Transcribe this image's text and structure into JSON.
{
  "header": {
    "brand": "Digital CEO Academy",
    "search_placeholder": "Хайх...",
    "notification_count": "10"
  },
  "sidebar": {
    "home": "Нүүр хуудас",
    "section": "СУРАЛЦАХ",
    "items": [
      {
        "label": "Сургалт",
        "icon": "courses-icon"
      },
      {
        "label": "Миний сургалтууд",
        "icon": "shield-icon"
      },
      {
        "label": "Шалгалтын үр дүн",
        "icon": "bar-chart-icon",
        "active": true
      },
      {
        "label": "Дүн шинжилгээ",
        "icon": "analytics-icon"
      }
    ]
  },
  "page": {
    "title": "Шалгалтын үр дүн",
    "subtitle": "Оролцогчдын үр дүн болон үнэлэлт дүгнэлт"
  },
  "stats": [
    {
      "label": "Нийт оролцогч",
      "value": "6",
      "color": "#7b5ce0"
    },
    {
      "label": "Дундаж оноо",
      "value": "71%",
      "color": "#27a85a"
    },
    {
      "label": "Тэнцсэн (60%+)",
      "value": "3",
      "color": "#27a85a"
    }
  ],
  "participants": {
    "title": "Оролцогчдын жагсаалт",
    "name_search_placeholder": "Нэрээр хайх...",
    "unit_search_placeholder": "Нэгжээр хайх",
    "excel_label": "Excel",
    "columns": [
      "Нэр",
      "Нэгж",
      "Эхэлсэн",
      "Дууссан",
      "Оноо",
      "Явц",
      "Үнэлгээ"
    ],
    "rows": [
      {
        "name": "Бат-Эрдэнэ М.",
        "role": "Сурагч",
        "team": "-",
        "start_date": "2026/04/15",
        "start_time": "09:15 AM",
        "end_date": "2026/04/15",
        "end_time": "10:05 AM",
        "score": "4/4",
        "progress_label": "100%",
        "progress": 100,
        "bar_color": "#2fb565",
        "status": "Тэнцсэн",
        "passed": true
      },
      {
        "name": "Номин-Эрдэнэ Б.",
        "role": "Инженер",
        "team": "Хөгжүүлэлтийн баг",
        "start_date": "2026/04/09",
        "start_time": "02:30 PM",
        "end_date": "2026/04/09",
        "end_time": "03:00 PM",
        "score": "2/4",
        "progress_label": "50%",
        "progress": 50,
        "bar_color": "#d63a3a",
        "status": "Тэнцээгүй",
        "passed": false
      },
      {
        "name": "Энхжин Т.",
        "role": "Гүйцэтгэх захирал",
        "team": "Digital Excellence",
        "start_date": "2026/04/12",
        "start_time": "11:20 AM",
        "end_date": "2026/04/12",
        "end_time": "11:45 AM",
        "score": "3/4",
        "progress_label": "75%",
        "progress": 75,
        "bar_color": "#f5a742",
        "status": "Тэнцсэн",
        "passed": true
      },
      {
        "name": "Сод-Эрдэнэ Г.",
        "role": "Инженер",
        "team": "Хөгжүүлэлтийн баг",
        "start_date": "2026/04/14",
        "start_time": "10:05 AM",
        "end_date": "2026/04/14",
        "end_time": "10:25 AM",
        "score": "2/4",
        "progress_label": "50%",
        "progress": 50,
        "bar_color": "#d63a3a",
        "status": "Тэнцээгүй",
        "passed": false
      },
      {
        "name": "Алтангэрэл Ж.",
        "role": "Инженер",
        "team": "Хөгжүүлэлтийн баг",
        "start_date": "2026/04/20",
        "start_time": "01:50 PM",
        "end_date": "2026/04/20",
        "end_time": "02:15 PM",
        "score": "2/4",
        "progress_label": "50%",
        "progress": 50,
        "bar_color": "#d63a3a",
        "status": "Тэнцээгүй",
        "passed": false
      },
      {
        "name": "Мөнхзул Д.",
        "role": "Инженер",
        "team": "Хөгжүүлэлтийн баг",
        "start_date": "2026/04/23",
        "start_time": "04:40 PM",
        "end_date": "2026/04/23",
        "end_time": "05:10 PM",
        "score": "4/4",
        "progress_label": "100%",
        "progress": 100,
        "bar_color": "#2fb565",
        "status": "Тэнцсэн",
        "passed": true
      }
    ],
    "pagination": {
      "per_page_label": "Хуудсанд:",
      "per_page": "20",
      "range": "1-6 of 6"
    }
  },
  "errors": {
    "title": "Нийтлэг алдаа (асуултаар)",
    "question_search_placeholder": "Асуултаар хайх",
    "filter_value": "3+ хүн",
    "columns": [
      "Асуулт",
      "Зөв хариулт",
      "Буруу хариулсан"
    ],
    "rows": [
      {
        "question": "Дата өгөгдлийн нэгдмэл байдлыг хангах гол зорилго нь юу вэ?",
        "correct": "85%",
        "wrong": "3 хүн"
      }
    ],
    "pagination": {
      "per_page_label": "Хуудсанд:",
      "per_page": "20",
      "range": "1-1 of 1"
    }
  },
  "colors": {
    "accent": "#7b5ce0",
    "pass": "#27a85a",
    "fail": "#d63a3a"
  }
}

* _WRITTEN EXERCISE_
Go through the listing and print each line exactly as it appears.

* _TASK OUTPUT_
Transcribe this image's text and structure into JSON.
{
  "header": {
    "brand": "Digital CEO Academy",
    "search_placeholder": "Хайх...",
    "notification_count": "10"
  },
  "sidebar": {
    "home": "Нүүр хуудас",
    "section": "СУРАЛЦАХ",
    "items": [
      {
        "label": "Сургалт",
        "icon": "courses-icon"
      },
      {
        "label": "Миний сургалтууд",
        "icon": "shield-icon"
      },
      {
        "label": "Шалгалтын үр дүн",
        "icon": "bar-chart-icon",
        "active": true
      },
      {
        "label": "Дүн шинжилгээ",
        "icon": "analytics-icon"
      }
    ]
  },
  "page": {
    "title": "Шалгалтын үр дүн",
    "subtitle": "Оролцогчдын үр дүн болон үнэлэлт дүгнэлт"
  },
  "stats": [
    {
      "label": "Нийт оролцогч",
      "value": "6",
      "color": "#7b5ce0"
    },
    {
      "label": "Дундаж оноо",
      "value": "71%",
      "color": "#27a85a"
    },
    {
      "label": "Тэнцсэн (60%+)",
      "value": "3",
      "color": "#27a85a"
    }
  ],
  "participants": {
    "title": "Оролцогчдын жагсаалт",
    "name_search_placeholder": "Нэрээр хайх...",
    "unit_search_placeholder": "Нэгжээр хайх",
    "excel_label": "Excel",
    "columns": [
      "Нэр",
      "Нэгж",
      "Эхэлсэн",
      "Дууссан",
      "Оноо",
      "Явц",
      "Үнэлгээ"
    ],
    "rows": [
      {
        "name": "Бат-Эрдэнэ М.",
        "role": "Сурагч",
        "team": "-",
        "start_date": "2026/04/15",
        "start_time": "09:15 AM",
        "end_date": "2026/04/15",
        "end_time": "10:05 AM",
        "score": "4/4",
        "progress_label": "100%",
        "progress": 100,
        "bar_color": "#2fb565",
        "status": "Тэнцсэн",
        "passed": true
      },
      {
        "name": "Номин-Эрдэнэ Б.",
        "role": "Инженер",
        "team": "Хөгжүүлэлтийн баг",
        "start_date": "2026/04/09",
        "start_time": "02:30 PM",
        "end_date": "2026/04/09",
        "end_time": "03:00 PM",
        "score": "2/4",
        "progress_label": "50%",
        "progress": 50,
        "bar_color": "#d63a3a",
        "status": "Тэнцээгүй",
        "passed": false
      },
      {
        "name": "Энхжин Т.",
        "role": "Гүйцэтгэх захирал",
        "team": "Digital Excellence",
        "start_date": "2026/04/12",
        "start_time": "11:20 AM",
        "end_date": "2026/04/12",
        "end_time": "11:45 AM",
        "score": "3/4",
        "progress_label": "75%",
        "progress": 75,
        "bar_color": "#f5a742",
        "status": "Тэнцсэн",
        "passed": true
      },
      {
        "name": "Сод-Эрдэнэ Г.",
        "role": "Инженер",
        "team": "Хөгжүүлэлтийн баг",
        "start_date": "2026/04/14",
        "start_time": "10:05 AM",
        "end_date": "2026/04/14",
        "end_time": "10:25 AM",
        "score": "2/4",
        "progress_label": "50%",
        "progress": 50,
        "bar_color": "#d63a3a",
        "status": "Тэнцээгүй",
        "passed": false
      },
      {
        "name": "Алтангэрэл Ж.",
        "role": "Инженер",
        "team": "Хөгжүүлэлтийн баг",
        "start_date": "2026/04/20",
        "start_time": "01:50 PM",
        "end_date": "2026/04/20",
        "end_time": "02:15 PM",
        "score": "2/4",
        "progress_label": "50%",
        "progress": 50,
        "bar_color": "#d63a3a",
        "status": "Тэнцээгүй",
        "passed": false
      },
      {
        "name": "Мөнхзул Д.",
        "role": "Инженер",
        "team": "Хөгжүүлэлтийн баг",
        "start_date": "2026/04/23",
        "start_time": "04:40 PM",
        "end_date": "2026/04/23",
        "end_time": "05:10 PM",
        "score": "4/4",
        "progress_label": "100%",
        "progress": 100,
        "bar_color": "#2fb565",
        "status": "Тэнцсэн",
        "passed": true
      }
    ],
    "pagination": {
      "per_page_label": "Хуудсанд:",
      "per_page": "20",
      "range": "1-6 of 6"
    }
  },
  "errors": {
    "title": "Нийтлэг алдаа (асуултаар)",
    "question_search_placeholder": "Асуултаар хайх",
    "filter_value": "3+ хүн",
    "columns": [
      "Асуулт",
      "Зөв хариулт",
      "Буруу хариулсан"
    ],
    "rows": [
      {
        "question": "Дата өгөгдлийн нэгдмэл байдлыг хангах гол зорилго нь юу вэ?",
        "correct": "85%",
        "wrong": "3 хүн"
      }
    ],
    "pagination": {
      "per_page_label": "Хуудсанд:",
      "per_page": "20",
      "range": "1-1 of 1"
    }
  },
  "colors": {
    "accent": "#7b5ce0",
    "pass": "#27a85a",
    "fail": "#d63a3a"
  }
}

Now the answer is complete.